→ SHORT TASK
Reproduce the entries between the lines holding "164, 266, 266]" and "x-axis: 1980-1984 1985-1989", inclusive, with each "data-bar" swapped for "column" and everything else left unchanged.

→ SUPPLIED DATA
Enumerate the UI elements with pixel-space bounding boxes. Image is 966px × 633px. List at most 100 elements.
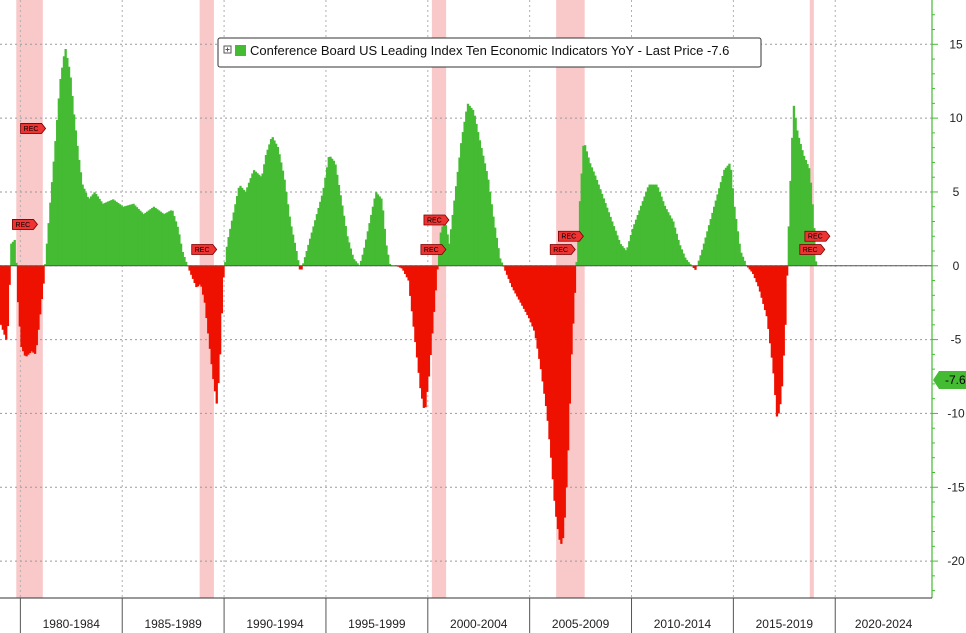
data-bar	[263, 164, 266, 266]
data-bar	[132, 203, 135, 266]
legend-label: Conference Board US Leading Index Ten Ec…	[250, 43, 729, 58]
data-bar	[796, 130, 799, 266]
data-bar	[599, 189, 602, 266]
data-bar	[731, 188, 734, 266]
data-bar	[617, 239, 621, 266]
data-bar	[110, 200, 113, 266]
data-bar	[398, 265, 402, 268]
data-bar	[769, 265, 772, 344]
data-bar	[497, 248, 500, 266]
data-bar	[71, 95, 74, 266]
data-bar	[344, 225, 347, 266]
data-bar	[164, 213, 167, 266]
data-bar	[522, 265, 526, 309]
data-bar	[665, 209, 668, 266]
data-bar	[716, 194, 719, 266]
data-bar	[261, 173, 264, 266]
y-tick-label: -20	[947, 554, 965, 568]
data-bar	[178, 234, 181, 266]
data-bar	[594, 175, 597, 266]
data-bar	[385, 245, 388, 266]
data-bar	[15, 262, 18, 266]
data-bar	[308, 238, 312, 266]
data-bar	[409, 265, 412, 296]
data-bar	[453, 200, 456, 266]
data-bar	[388, 263, 392, 266]
data-bar	[375, 192, 378, 266]
data-bar	[699, 255, 702, 266]
data-bar	[61, 67, 64, 266]
data-bar	[50, 182, 54, 266]
data-bar	[327, 157, 330, 266]
x-axis: 1980-1984 1985-1989 1990-1994 1995-1999 2000…	[0, 597, 932, 633]
data-bar	[723, 169, 726, 266]
data-bar	[195, 265, 198, 288]
data-bar	[193, 265, 196, 284]
data-bar	[650, 184, 653, 266]
data-bar	[465, 111, 468, 266]
data-bar	[741, 256, 745, 266]
data-bar	[775, 265, 779, 417]
data-bar	[339, 195, 342, 266]
data-bar	[205, 265, 208, 319]
data-bar	[283, 179, 286, 266]
data-bar	[563, 265, 566, 518]
data-bar	[646, 187, 650, 266]
data-bar	[23, 265, 27, 356]
data-bar	[86, 196, 89, 266]
data-bar	[624, 250, 628, 266]
y-tick-label: -5	[951, 333, 962, 347]
data-bar	[290, 226, 293, 266]
data-bar	[602, 198, 605, 266]
data-bar	[687, 262, 690, 266]
data-bar	[76, 145, 79, 266]
data-bar	[677, 239, 680, 266]
data-bar	[709, 219, 712, 266]
data-bar	[483, 163, 487, 266]
data-bar	[93, 192, 96, 266]
data-bar	[655, 184, 658, 266]
data-bar	[183, 256, 186, 266]
data-bar	[752, 265, 755, 274]
data-bar	[268, 144, 271, 266]
data-bar	[44, 264, 47, 266]
data-bar	[663, 205, 667, 266]
data-bar	[531, 265, 534, 327]
data-bar	[280, 162, 283, 266]
data-bar	[371, 206, 375, 266]
data-bar	[454, 186, 458, 266]
data-bar	[293, 242, 296, 266]
data-bar	[139, 210, 142, 266]
rec-markers: REC REC REC REC REC REC REC REC REC	[12, 123, 831, 255]
data-bar	[809, 182, 813, 266]
x-tick-label: 1985-1989	[144, 617, 202, 631]
data-bar	[446, 234, 449, 266]
data-bar	[185, 261, 188, 266]
data-bar	[757, 265, 760, 287]
data-bar	[510, 265, 514, 288]
data-bar	[431, 265, 434, 334]
data-bar	[404, 265, 407, 274]
data-bar	[208, 265, 212, 349]
data-bar	[118, 204, 122, 266]
data-bar	[482, 155, 485, 266]
data-bar	[675, 233, 678, 266]
data-bar	[612, 226, 616, 266]
data-bar	[718, 188, 721, 266]
data-bar	[286, 204, 290, 266]
data-bar	[191, 265, 195, 279]
y-tick-label: -15	[947, 480, 965, 494]
data-bar	[332, 160, 336, 266]
data-bar	[20, 265, 23, 347]
data-bar	[568, 265, 572, 404]
rec-marker-shape	[549, 244, 576, 255]
data-bar	[750, 265, 753, 272]
data-bar	[570, 265, 573, 355]
data-bar	[567, 265, 570, 451]
data-bar	[152, 206, 156, 266]
data-bar	[648, 184, 651, 266]
data-bar	[787, 226, 790, 266]
data-bar	[719, 182, 723, 266]
data-bar	[487, 179, 490, 266]
data-bar	[220, 265, 223, 314]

→ EXERCISE SOLUTION
column	[263, 164, 266, 266]
column	[132, 203, 135, 266]
legend-label: Conference Board US Leading Index Ten Ec…	[250, 43, 729, 58]
column	[796, 130, 799, 266]
column	[599, 189, 602, 266]
column	[731, 188, 734, 266]
column	[617, 239, 621, 266]
column	[110, 200, 113, 266]
column	[398, 265, 402, 268]
column	[769, 265, 772, 344]
column	[497, 248, 500, 266]
column	[71, 95, 74, 266]
column	[344, 225, 347, 266]
column	[164, 213, 167, 266]
column	[522, 265, 526, 309]
column	[665, 209, 668, 266]
column	[716, 194, 719, 266]
column	[261, 173, 264, 266]
y-tick-label: -20	[947, 554, 965, 568]
column	[178, 234, 181, 266]
column	[594, 175, 597, 266]
column	[385, 245, 388, 266]
column	[15, 262, 18, 266]
column	[308, 238, 312, 266]
column	[409, 265, 412, 296]
column	[453, 200, 456, 266]
column	[388, 263, 392, 266]
column	[375, 192, 378, 266]
column	[699, 255, 702, 266]
column	[61, 67, 64, 266]
column	[50, 182, 54, 266]
column	[327, 157, 330, 266]
x-axis: 1980-1984 1985-1989 1990-1994 1995-1999 2000…	[0, 597, 932, 633]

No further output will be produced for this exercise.